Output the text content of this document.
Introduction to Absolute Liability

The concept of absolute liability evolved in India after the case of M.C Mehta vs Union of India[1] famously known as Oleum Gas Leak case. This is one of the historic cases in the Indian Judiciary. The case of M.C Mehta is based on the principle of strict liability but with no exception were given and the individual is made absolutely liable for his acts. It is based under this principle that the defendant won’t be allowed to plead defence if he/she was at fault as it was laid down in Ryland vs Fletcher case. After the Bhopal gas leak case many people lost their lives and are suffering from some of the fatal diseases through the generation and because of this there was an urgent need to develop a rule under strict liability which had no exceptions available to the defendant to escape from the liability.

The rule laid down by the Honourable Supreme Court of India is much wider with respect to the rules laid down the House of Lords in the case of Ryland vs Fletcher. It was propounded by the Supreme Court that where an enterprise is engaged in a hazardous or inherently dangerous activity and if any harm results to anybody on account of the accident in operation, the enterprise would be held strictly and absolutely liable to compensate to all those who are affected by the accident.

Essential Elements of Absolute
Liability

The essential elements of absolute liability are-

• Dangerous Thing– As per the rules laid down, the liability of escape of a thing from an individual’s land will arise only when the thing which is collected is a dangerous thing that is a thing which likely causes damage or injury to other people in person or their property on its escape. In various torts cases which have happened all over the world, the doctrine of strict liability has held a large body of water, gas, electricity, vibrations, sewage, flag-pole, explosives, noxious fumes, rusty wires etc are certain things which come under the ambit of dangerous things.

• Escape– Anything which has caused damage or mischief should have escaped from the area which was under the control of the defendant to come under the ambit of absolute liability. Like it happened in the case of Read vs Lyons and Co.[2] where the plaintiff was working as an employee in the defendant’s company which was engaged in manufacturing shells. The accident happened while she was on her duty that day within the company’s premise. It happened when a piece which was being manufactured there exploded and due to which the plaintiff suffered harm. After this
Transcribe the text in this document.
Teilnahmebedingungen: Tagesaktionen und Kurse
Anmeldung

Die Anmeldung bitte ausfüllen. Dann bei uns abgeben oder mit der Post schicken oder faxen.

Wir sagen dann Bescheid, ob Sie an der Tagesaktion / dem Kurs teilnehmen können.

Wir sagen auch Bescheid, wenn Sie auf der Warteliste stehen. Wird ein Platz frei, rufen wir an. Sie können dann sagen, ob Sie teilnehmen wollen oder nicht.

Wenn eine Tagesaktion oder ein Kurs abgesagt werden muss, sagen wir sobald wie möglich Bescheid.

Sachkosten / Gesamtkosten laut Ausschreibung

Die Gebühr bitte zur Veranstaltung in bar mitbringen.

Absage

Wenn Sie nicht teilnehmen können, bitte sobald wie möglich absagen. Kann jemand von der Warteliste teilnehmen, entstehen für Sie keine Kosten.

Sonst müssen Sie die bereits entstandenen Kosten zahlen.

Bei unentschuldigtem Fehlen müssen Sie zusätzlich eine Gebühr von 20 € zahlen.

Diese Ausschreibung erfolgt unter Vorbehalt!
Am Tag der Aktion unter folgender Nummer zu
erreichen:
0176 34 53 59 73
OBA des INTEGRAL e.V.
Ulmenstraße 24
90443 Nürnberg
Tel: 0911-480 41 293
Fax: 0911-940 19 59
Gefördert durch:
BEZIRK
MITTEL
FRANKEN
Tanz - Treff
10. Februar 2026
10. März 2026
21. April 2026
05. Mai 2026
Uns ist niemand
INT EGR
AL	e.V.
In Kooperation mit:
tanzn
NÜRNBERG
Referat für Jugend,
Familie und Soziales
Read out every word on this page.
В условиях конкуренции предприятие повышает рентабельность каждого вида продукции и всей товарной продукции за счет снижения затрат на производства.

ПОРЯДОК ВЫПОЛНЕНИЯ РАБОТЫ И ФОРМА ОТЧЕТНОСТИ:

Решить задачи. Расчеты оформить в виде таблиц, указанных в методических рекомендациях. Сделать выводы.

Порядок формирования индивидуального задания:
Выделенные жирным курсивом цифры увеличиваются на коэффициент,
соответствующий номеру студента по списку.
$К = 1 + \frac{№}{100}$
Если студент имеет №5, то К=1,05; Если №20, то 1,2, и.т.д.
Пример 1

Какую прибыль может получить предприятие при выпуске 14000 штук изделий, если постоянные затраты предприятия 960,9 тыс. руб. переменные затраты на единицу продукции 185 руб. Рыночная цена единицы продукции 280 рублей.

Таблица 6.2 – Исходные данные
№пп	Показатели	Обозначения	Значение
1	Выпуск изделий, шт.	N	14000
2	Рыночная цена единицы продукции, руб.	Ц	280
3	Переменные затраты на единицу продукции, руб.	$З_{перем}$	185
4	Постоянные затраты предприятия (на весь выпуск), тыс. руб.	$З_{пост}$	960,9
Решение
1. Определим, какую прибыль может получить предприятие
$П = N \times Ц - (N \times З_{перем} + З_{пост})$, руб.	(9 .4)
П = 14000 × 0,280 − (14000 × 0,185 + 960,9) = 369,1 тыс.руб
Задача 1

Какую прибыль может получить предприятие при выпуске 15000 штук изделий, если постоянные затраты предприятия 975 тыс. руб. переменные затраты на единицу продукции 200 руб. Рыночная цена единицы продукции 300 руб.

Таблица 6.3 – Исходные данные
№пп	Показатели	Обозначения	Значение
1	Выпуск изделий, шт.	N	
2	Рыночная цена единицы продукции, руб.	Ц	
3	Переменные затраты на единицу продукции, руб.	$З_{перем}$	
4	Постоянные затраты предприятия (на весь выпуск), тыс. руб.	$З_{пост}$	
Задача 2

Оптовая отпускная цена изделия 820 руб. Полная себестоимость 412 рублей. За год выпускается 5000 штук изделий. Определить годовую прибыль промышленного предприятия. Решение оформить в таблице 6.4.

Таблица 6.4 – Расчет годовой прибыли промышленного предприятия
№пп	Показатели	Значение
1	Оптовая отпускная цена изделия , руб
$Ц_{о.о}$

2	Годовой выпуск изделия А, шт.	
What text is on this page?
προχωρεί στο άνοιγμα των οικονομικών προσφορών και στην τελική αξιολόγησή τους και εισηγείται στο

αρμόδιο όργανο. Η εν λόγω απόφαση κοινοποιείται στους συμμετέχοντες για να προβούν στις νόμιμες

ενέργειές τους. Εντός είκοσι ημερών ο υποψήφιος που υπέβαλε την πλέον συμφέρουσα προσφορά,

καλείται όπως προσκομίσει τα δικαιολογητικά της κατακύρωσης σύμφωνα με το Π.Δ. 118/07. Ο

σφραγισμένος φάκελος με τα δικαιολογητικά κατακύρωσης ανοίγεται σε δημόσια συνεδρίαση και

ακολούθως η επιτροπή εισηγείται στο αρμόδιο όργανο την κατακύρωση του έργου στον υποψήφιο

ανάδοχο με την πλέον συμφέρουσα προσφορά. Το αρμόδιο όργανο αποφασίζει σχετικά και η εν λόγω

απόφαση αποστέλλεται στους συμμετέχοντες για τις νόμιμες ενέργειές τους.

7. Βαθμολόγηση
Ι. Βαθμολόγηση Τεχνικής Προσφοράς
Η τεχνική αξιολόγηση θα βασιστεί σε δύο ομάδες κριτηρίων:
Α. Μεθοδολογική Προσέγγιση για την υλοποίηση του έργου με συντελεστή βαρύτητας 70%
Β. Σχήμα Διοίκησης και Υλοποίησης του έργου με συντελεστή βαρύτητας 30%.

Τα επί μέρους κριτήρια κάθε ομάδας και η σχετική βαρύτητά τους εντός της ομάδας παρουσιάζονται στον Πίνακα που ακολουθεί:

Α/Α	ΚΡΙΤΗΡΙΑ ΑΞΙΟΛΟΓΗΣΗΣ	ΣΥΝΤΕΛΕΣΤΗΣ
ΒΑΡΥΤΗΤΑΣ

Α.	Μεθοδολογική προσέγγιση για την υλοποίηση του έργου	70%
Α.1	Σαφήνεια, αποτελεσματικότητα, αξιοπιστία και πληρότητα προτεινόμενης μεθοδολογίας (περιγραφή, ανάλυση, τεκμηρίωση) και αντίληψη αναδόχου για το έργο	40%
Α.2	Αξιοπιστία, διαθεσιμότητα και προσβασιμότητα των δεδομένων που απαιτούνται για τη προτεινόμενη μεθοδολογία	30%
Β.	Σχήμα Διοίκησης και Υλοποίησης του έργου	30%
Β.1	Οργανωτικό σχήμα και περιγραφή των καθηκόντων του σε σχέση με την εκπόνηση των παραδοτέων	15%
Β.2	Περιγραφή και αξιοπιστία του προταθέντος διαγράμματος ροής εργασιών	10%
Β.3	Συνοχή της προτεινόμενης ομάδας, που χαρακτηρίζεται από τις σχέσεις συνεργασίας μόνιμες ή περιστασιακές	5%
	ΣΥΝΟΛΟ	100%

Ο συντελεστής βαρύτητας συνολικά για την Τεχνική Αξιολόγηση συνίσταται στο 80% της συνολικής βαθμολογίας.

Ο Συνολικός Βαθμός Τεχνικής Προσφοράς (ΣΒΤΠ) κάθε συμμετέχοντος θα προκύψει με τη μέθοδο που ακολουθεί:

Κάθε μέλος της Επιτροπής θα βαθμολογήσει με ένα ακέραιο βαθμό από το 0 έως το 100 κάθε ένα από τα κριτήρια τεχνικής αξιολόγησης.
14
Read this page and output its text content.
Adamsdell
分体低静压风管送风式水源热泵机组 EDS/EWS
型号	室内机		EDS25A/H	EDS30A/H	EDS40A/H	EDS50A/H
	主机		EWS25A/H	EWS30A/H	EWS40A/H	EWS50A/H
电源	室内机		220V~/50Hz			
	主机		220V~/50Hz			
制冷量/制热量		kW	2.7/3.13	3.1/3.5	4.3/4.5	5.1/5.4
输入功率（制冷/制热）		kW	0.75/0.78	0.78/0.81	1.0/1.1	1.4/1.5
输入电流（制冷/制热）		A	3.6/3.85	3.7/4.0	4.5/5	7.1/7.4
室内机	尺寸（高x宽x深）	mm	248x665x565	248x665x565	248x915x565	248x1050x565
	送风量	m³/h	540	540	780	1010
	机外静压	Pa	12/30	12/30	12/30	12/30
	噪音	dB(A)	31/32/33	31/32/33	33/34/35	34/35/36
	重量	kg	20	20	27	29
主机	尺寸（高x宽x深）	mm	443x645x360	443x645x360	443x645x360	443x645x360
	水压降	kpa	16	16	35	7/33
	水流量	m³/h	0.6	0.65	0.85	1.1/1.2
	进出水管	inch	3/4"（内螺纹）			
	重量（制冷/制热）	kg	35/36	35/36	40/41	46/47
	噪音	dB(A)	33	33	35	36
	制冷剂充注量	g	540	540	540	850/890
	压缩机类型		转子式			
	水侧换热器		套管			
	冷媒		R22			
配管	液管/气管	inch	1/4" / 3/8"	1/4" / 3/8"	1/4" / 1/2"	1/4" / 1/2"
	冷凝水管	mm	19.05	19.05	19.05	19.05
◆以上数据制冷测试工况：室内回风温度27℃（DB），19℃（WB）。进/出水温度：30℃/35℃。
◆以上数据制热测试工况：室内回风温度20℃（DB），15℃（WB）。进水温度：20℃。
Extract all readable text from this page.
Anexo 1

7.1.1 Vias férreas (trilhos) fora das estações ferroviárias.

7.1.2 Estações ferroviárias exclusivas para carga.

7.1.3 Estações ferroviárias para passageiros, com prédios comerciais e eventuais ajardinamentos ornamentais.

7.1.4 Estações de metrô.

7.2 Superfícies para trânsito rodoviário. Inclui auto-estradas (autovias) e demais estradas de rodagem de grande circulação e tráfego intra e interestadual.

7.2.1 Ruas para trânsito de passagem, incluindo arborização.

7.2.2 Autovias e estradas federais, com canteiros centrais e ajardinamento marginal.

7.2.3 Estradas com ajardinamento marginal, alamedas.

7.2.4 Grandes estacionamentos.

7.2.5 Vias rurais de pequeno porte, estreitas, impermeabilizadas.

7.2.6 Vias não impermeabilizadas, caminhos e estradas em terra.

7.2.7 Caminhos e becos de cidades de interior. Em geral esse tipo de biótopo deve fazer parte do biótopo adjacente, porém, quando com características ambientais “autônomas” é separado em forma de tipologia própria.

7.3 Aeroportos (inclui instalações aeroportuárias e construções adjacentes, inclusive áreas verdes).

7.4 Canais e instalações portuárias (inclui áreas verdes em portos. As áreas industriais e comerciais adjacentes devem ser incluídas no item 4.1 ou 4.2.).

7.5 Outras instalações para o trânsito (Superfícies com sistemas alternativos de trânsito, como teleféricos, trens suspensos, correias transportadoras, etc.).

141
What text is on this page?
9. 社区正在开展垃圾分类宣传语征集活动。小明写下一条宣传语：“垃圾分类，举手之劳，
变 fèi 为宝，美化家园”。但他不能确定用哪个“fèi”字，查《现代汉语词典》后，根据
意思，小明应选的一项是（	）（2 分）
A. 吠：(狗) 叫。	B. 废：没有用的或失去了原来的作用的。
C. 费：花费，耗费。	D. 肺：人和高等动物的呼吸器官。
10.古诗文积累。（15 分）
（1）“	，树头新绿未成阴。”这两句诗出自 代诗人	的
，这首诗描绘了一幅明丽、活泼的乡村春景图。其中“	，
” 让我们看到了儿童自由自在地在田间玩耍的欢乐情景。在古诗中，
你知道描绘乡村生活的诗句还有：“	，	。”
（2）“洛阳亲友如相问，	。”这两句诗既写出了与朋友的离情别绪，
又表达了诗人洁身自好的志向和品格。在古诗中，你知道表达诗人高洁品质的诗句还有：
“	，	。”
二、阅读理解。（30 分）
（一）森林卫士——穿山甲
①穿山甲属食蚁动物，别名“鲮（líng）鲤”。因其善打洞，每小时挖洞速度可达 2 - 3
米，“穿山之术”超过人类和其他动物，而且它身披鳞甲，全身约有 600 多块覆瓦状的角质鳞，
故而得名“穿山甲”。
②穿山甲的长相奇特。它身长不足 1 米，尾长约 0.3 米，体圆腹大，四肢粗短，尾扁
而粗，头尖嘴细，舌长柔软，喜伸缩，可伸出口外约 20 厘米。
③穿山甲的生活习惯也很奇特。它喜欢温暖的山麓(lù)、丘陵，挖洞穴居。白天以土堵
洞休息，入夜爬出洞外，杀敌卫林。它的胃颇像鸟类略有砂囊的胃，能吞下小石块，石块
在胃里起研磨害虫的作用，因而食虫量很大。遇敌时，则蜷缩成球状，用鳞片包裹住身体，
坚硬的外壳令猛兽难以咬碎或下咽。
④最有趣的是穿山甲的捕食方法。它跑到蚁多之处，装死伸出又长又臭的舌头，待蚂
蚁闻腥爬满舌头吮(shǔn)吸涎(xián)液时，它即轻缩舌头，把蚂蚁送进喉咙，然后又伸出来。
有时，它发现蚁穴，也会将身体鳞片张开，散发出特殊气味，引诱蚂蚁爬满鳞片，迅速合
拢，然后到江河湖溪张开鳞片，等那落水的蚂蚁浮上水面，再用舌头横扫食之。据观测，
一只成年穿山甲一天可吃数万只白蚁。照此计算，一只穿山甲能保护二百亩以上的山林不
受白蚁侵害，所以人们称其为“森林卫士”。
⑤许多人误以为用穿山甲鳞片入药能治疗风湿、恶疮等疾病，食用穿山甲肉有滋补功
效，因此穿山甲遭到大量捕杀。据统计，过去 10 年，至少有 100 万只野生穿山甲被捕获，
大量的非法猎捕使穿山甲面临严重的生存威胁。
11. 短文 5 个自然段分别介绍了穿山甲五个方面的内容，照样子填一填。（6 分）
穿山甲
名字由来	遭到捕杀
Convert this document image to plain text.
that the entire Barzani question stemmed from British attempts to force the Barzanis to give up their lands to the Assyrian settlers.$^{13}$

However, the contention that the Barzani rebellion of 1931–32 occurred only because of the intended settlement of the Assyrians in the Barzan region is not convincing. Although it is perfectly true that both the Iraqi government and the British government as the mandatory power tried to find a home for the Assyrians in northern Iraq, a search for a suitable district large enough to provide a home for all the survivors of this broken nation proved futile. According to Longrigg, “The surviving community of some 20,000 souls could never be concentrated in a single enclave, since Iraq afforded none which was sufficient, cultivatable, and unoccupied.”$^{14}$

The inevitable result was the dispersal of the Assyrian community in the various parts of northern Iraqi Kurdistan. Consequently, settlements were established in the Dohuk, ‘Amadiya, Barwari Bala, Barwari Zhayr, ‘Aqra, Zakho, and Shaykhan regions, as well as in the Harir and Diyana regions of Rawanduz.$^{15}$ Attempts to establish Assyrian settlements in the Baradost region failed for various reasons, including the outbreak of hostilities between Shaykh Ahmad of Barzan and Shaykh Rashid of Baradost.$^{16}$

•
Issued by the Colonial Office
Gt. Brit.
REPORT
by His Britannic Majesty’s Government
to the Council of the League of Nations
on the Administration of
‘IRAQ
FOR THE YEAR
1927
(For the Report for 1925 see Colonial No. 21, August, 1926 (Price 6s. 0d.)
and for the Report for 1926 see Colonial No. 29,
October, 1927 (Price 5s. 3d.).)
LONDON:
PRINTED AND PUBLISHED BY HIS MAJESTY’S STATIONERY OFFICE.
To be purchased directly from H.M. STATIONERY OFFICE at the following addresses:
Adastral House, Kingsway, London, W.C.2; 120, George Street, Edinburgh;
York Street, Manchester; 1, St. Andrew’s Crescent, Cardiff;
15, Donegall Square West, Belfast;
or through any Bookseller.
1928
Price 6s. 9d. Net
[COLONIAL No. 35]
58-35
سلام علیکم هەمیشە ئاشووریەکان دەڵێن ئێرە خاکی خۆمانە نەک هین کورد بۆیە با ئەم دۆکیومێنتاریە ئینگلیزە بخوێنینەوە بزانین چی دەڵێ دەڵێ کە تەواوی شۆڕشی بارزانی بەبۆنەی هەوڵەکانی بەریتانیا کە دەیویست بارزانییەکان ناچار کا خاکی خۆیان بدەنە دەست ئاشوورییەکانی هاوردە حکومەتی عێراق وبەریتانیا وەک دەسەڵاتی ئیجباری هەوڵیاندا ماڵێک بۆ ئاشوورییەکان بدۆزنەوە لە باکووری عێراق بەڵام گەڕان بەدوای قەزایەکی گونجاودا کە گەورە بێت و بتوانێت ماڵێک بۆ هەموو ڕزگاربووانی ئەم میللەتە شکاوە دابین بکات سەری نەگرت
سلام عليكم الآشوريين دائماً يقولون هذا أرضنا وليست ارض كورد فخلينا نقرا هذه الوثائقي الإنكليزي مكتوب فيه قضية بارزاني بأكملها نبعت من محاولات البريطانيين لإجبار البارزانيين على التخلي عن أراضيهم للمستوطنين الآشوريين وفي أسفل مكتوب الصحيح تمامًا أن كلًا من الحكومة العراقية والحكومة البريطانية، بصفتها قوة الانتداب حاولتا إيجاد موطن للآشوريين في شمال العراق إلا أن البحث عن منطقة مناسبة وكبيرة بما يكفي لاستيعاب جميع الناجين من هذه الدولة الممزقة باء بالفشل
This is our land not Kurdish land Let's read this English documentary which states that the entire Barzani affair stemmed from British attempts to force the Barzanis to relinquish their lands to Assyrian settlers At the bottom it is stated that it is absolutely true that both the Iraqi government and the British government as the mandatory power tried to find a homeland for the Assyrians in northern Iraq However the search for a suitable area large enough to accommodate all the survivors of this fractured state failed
□ □ □ □ □
Set problem » Out of the material above, select every line that holds the string "Bescheid".

Answer for this exercise »
Wir sagen dann Bescheid, ob Sie an der Tagesaktion / dem Kurs teilnehmen können.
Wir sagen auch Bescheid, wenn Sie auf der Warteliste stehen. Wird ein Platz frei, rufen wir an. Sie können dann sagen, ob Sie teilnehmen wollen oder nicht.
Wenn eine Tagesaktion oder ein Kurs abgesagt werden muss, sagen wir sobald wie möglich Bescheid.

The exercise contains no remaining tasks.